— start of INPUT —

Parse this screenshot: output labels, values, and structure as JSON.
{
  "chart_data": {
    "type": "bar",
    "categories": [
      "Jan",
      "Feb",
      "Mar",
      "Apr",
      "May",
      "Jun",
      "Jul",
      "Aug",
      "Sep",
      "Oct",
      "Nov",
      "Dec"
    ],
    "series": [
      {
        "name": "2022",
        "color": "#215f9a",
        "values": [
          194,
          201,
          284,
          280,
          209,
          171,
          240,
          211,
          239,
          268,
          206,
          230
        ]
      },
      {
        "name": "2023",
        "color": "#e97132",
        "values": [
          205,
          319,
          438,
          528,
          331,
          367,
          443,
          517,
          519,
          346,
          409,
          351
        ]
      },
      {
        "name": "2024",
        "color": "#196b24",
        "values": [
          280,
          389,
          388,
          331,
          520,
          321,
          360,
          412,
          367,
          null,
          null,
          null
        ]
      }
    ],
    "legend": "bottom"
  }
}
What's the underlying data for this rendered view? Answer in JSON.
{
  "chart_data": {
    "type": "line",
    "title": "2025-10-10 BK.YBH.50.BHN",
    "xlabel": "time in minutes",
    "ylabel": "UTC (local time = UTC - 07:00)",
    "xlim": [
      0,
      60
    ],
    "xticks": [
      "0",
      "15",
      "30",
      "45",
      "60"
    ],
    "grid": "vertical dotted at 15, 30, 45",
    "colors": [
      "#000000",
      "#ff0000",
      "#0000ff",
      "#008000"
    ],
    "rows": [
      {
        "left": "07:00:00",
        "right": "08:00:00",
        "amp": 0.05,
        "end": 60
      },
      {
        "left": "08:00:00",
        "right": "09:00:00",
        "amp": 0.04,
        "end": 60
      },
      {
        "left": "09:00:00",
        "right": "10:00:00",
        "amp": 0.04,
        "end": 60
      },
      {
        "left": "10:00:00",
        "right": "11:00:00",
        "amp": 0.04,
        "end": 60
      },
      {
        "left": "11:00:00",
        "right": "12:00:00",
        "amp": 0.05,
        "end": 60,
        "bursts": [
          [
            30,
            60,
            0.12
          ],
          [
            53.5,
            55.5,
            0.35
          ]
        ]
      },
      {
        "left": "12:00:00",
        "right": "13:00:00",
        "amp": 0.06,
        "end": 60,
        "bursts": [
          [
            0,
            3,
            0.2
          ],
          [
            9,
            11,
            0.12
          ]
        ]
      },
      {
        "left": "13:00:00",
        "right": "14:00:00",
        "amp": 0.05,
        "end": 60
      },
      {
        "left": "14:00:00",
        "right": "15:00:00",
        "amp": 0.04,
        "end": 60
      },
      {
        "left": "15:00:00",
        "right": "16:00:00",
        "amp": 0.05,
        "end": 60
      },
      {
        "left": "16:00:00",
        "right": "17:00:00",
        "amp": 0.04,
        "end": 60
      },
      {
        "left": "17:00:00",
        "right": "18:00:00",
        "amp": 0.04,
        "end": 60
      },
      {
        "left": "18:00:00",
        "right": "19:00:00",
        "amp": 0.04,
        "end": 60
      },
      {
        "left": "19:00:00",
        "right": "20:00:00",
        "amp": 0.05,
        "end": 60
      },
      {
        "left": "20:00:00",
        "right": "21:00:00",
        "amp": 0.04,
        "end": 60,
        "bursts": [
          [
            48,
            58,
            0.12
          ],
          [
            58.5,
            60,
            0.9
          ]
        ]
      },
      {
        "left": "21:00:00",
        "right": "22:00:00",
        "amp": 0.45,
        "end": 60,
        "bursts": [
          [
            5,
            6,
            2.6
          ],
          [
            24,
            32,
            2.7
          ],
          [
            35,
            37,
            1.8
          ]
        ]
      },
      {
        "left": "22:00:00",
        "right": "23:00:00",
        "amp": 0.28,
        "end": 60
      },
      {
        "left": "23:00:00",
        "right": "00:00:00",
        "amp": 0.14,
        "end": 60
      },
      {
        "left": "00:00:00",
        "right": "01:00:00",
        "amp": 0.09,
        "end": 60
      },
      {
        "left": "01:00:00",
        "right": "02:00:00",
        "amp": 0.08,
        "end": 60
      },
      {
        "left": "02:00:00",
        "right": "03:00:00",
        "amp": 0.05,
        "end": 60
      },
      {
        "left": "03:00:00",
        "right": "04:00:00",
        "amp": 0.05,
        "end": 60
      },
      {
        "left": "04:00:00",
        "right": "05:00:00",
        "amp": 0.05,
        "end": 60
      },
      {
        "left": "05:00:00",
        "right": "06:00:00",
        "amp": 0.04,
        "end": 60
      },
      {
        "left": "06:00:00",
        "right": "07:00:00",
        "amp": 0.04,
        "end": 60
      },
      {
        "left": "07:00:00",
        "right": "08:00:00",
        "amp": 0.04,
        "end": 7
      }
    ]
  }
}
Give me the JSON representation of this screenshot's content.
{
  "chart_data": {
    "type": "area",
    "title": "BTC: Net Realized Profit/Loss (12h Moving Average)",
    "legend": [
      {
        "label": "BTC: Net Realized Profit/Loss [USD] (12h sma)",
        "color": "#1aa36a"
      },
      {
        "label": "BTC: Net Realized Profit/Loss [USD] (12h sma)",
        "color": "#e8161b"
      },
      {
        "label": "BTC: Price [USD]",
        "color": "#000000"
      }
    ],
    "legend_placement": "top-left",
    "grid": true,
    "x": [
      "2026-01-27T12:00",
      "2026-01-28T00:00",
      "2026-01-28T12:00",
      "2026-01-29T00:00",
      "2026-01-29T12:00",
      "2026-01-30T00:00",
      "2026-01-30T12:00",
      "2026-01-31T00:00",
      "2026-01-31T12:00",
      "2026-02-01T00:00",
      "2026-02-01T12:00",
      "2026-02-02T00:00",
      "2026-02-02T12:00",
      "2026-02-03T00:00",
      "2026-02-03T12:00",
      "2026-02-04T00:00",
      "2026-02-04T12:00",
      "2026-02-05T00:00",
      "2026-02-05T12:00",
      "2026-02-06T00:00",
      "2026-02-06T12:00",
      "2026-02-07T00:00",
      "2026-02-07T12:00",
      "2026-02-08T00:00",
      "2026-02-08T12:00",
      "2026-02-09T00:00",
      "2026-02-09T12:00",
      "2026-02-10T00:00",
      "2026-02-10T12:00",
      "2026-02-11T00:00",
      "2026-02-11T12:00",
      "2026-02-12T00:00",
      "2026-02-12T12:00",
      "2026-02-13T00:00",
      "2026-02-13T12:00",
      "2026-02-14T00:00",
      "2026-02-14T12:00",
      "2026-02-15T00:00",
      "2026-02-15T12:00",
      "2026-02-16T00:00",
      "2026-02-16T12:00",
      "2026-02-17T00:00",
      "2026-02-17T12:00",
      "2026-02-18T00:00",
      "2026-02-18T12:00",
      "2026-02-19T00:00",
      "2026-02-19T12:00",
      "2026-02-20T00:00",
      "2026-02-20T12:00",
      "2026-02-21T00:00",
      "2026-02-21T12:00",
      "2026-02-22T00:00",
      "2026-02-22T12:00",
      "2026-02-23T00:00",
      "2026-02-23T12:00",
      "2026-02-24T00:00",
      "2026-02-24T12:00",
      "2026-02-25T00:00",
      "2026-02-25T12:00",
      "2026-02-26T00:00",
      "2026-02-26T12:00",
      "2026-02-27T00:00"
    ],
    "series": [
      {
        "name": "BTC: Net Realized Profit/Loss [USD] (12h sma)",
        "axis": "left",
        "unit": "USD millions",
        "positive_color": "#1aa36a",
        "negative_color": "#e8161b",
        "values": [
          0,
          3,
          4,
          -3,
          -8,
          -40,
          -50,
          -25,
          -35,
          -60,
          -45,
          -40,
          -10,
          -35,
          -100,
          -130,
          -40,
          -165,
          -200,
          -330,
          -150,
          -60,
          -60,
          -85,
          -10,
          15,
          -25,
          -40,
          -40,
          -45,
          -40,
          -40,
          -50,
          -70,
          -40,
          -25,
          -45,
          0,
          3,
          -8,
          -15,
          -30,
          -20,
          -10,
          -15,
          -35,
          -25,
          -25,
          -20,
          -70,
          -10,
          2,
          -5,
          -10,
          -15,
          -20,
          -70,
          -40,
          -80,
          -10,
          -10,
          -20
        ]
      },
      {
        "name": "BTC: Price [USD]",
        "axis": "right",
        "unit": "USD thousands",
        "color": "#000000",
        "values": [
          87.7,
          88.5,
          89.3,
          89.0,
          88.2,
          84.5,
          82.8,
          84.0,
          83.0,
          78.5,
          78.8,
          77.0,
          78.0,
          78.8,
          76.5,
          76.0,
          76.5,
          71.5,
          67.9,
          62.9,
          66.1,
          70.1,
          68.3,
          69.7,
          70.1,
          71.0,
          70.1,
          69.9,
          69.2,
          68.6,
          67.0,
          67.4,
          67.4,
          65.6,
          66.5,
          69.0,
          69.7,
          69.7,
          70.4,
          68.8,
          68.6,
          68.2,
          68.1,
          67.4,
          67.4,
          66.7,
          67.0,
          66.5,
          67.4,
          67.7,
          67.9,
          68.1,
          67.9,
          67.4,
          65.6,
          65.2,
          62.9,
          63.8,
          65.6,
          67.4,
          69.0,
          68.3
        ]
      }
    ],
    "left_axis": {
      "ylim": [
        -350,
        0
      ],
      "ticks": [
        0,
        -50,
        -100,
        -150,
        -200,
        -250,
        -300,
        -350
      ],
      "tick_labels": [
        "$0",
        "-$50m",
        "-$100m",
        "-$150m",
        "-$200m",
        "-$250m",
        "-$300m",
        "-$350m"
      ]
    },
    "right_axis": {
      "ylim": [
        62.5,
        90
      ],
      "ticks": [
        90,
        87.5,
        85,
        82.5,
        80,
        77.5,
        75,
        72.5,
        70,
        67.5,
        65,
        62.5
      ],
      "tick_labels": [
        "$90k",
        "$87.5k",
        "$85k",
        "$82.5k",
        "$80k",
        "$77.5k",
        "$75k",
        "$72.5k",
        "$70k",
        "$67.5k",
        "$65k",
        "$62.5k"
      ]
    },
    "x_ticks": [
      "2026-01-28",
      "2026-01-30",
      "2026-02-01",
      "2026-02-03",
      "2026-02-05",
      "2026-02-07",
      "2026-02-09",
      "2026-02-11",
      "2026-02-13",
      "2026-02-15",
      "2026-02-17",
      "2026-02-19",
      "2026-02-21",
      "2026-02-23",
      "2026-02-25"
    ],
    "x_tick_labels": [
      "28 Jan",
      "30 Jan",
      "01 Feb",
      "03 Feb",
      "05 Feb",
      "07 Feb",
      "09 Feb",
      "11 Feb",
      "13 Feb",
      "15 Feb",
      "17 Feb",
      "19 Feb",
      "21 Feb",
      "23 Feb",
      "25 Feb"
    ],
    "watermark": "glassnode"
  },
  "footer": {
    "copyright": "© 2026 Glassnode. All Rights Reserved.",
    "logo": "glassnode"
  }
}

— end of INPUT —

-- EXERCISE GOAL --
Look through the entries above; copy every line holding the string "this".

-- FINAL RESULT --
Parse this screenshot: output labels, values, and structure as JSON.
What's the underlying data for this rendered view? Answer in JSON.
Give me the JSON representation of this screenshot's content.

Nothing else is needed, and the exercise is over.